→ Short problem
Pull each line holding the word "text" from the data.

====================

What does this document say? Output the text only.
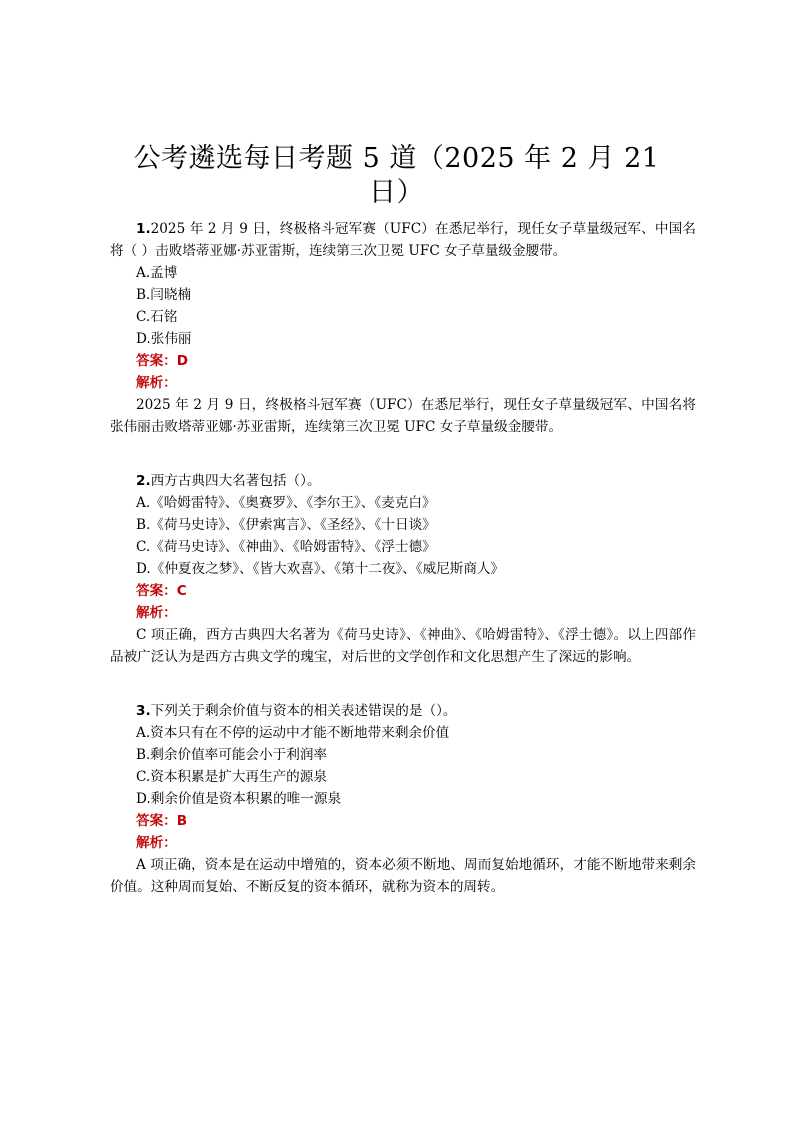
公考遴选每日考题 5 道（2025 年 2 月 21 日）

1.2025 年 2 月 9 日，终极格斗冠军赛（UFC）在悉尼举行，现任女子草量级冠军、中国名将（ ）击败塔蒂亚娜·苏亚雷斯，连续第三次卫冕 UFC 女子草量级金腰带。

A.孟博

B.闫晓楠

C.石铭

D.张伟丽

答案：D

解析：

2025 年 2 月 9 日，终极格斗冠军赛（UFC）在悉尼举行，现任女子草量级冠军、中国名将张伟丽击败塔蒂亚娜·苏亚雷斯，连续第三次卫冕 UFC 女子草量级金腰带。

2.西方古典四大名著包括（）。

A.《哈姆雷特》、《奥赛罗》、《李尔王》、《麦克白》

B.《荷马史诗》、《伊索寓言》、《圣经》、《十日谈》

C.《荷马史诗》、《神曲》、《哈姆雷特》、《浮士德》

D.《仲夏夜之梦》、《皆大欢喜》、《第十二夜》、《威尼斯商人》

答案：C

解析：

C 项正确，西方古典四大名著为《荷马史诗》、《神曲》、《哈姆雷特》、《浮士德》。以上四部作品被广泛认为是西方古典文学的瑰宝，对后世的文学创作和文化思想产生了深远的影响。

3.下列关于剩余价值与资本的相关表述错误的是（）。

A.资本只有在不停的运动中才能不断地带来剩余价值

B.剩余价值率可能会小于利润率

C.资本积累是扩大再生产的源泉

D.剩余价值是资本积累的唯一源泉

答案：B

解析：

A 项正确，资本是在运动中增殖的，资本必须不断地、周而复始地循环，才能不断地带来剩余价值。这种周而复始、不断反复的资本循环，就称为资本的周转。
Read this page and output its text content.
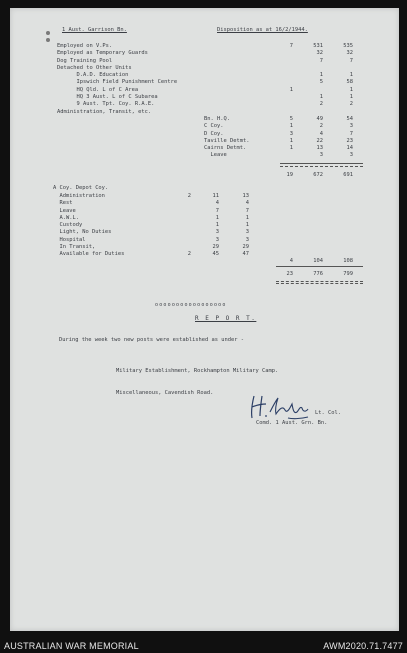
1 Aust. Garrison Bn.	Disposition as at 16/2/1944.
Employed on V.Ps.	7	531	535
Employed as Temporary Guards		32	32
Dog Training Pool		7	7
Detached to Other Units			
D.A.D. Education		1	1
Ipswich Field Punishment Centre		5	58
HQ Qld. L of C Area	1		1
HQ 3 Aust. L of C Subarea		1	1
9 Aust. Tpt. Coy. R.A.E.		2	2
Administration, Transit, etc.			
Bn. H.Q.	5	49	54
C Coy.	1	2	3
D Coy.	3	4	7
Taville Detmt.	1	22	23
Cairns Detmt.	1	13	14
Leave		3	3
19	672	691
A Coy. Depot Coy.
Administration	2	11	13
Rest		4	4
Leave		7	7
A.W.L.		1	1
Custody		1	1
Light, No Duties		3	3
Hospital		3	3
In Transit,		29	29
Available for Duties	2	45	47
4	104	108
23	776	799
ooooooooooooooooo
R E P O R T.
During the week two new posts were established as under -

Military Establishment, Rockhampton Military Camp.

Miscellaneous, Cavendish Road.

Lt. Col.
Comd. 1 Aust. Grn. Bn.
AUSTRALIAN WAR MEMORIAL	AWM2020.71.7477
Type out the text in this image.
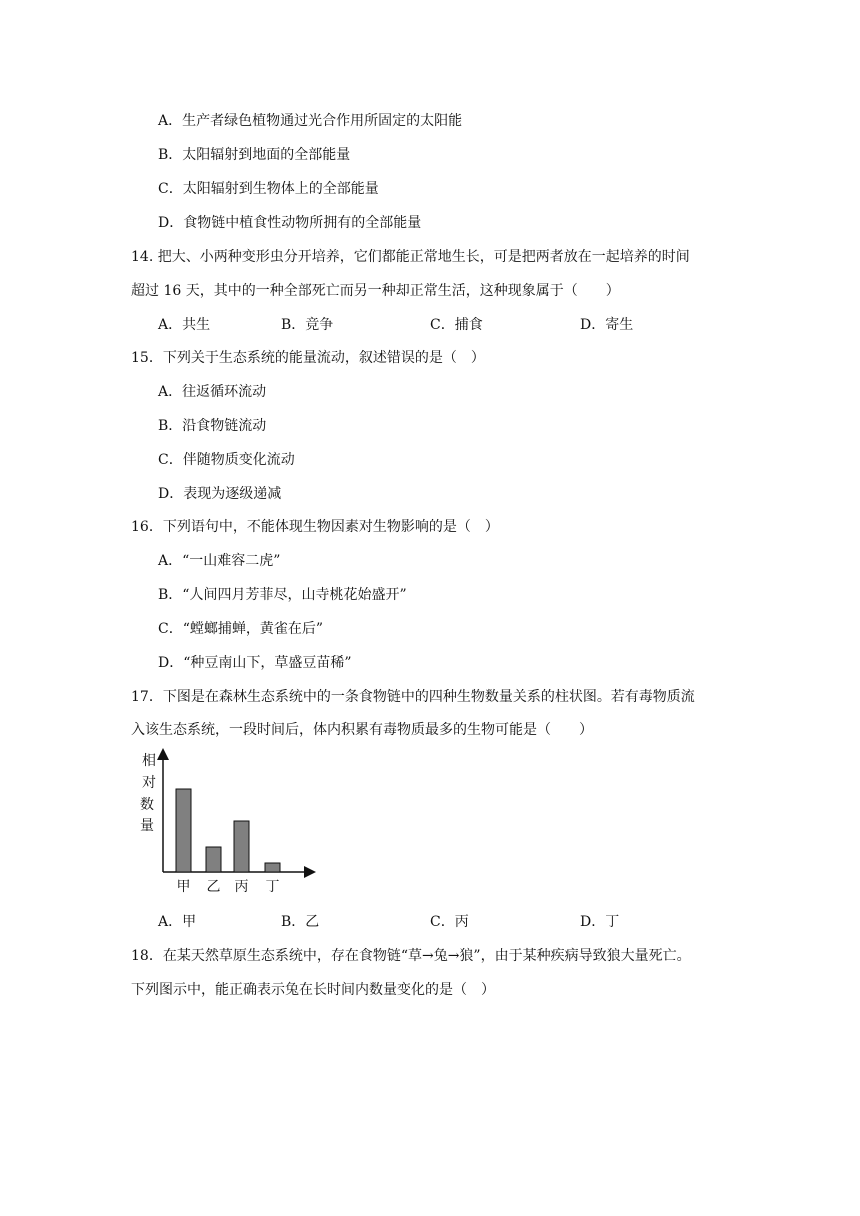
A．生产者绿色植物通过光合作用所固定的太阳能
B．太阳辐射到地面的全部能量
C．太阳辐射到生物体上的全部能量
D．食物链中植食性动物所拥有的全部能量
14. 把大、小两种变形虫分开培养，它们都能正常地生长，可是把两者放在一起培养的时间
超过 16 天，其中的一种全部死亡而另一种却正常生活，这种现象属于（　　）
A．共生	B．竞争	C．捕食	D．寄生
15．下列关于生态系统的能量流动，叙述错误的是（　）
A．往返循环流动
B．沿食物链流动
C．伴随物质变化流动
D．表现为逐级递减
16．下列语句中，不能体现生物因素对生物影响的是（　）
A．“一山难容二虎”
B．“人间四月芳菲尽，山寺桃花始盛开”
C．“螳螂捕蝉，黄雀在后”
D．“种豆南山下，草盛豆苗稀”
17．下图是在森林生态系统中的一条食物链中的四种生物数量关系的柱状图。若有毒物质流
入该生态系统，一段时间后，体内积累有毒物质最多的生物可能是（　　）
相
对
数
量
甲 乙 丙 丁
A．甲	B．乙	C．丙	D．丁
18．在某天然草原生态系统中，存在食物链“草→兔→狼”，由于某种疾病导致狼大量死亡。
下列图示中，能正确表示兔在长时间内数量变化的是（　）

====================

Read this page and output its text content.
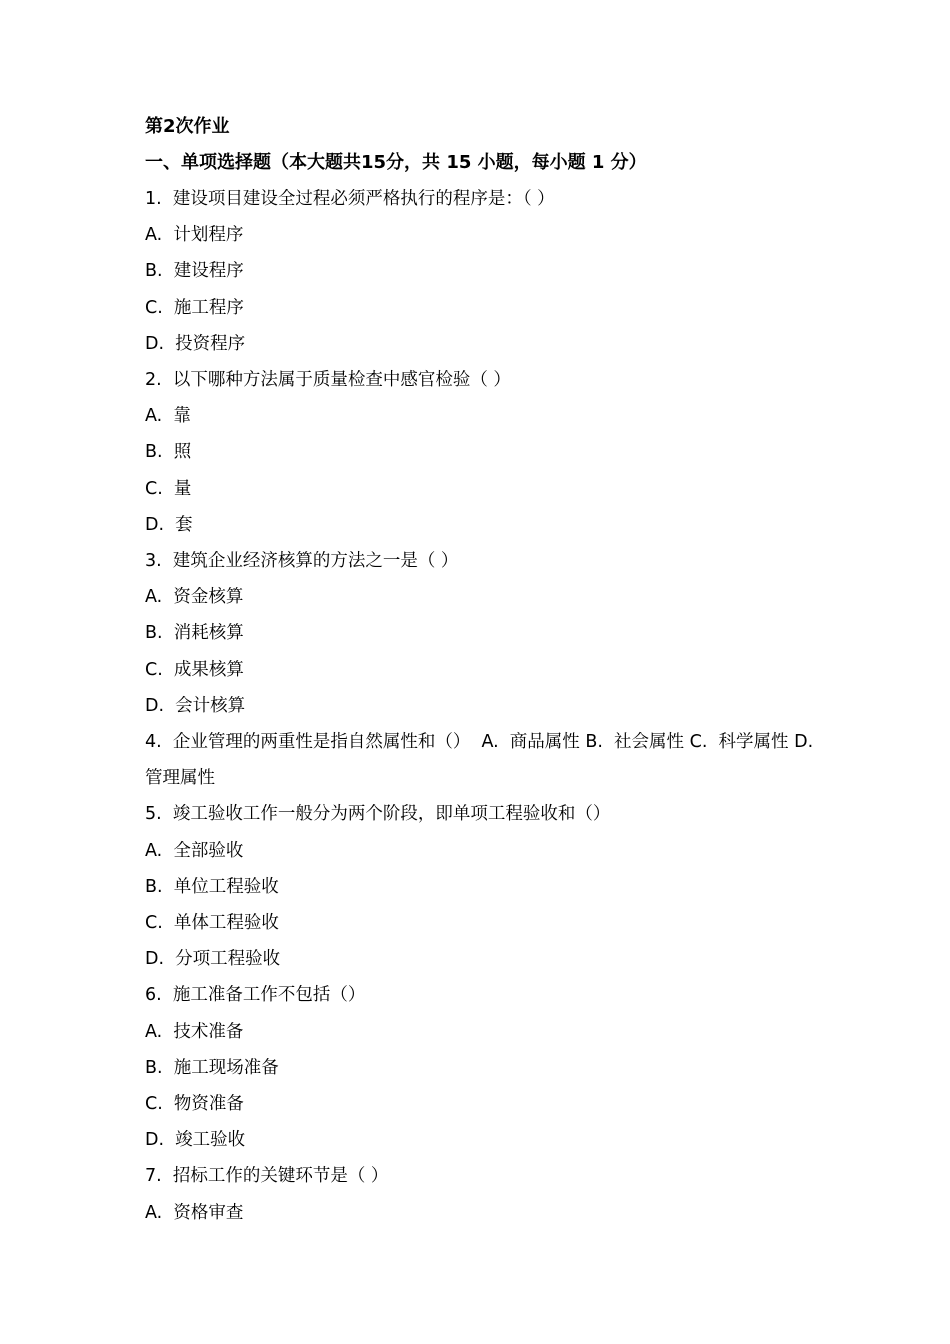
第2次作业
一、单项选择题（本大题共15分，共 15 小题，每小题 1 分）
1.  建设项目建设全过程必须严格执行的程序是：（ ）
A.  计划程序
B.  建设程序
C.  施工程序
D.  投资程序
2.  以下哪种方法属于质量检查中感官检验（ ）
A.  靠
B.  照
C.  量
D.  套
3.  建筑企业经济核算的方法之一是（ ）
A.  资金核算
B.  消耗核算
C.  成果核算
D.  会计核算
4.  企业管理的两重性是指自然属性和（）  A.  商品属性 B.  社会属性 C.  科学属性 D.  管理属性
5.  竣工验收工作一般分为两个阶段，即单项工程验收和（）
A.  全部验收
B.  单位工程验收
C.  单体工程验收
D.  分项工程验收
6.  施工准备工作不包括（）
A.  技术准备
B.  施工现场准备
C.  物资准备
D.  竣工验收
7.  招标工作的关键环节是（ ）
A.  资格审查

====================

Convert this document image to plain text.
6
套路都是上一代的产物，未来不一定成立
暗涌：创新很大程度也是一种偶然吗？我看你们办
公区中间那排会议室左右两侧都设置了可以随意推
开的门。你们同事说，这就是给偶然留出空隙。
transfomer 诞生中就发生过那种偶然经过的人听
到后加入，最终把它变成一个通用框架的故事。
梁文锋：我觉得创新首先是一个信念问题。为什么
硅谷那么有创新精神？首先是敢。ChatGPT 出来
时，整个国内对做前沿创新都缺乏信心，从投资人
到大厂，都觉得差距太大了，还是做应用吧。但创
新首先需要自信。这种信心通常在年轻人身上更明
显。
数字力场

====================

→ The reply
What does this document say? Output the text only.
Read this page and output its text content.
Type out the text in this image.
Read this page and output its text content.
Convert this document image to plain text.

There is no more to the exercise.